### WORK REQUIRED:
Can you transcribe every line of the data below word for word, omitting the pictures?

** start of DATASET ROWS **

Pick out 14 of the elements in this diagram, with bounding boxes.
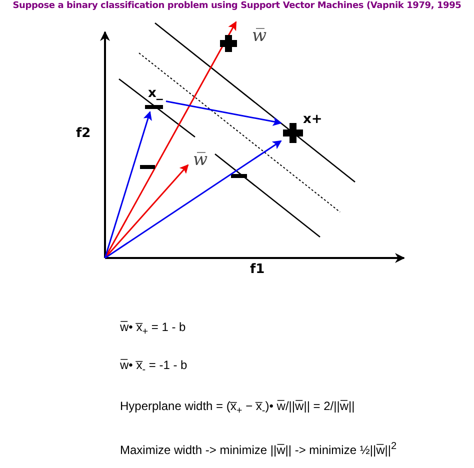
- equation: Hyperplane width = (x̅$_{+}$ − x̅$_{-}$)• w̅/||w̅|| = 2/||w̅||: [120, 399, 355, 416]
- arrow: [166, 100, 282, 126]
- diagram-title: Suppose a binary classification problem using Support Vector Machines (Vapnik 1979, 1995: [12, 1, 462, 11]
- point-label: x+: [303, 112, 322, 127]
- arrow: [104, 140, 282, 259]
- axis-label: f1: [250, 262, 265, 277]
- point-label: x_: [148, 86, 163, 101]
- axis-label: f2: [76, 126, 91, 141]
- equation: w̅• x̅$_{-}$ = -1 - b: [120, 358, 188, 376]
- vector-label: w̅: [193, 150, 208, 170]
- arrow: [104, 111, 152, 258]
- equation: Maximize width -> minimize ||w̅|| -> minimize ½||w̅||$^{2}$: [120, 441, 397, 457]
- equation: w̅• x̅$_{+}$ = 1 - b: [120, 320, 186, 338]
- vector-label: w̅: [252, 26, 267, 46]
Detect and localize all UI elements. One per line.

** end of DATASET ROWS **

### CORRECT RESPONSE:
Pick out 14 of the elements in this diagram, with bounding boxes.
- equation: Hyperplane width = (x̅$_{+}$ − x̅$_{-}$)• w̅/||w̅|| = 2/||w̅||: [120, 399, 355, 416]
- arrow: [166, 100, 282, 126]
- diagram-title: Suppose a binary classification problem using Support Vector Machines (Vapnik 1979, 1995: [12, 1, 462, 11]
- point-label: x+: [303, 112, 322, 127]
- arrow: [104, 140, 282, 259]
- axis-label: f1: [250, 262, 265, 277]
- point-label: x_: [148, 86, 163, 101]
- axis-label: f2: [76, 126, 91, 141]
- equation: w̅• x̅$_{-}$ = -1 - b: [120, 358, 188, 376]
- vector-label: w̅: [193, 150, 208, 170]
- arrow: [104, 111, 152, 258]
- equation: Maximize width -> minimize ||w̅|| -> minimize ½||w̅||$^{2}$: [120, 441, 397, 457]
- equation: w̅• x̅$_{+}$ = 1 - b: [120, 320, 186, 338]
- vector-label: w̅: [252, 26, 267, 46]
Detect and localize all UI elements. One per line.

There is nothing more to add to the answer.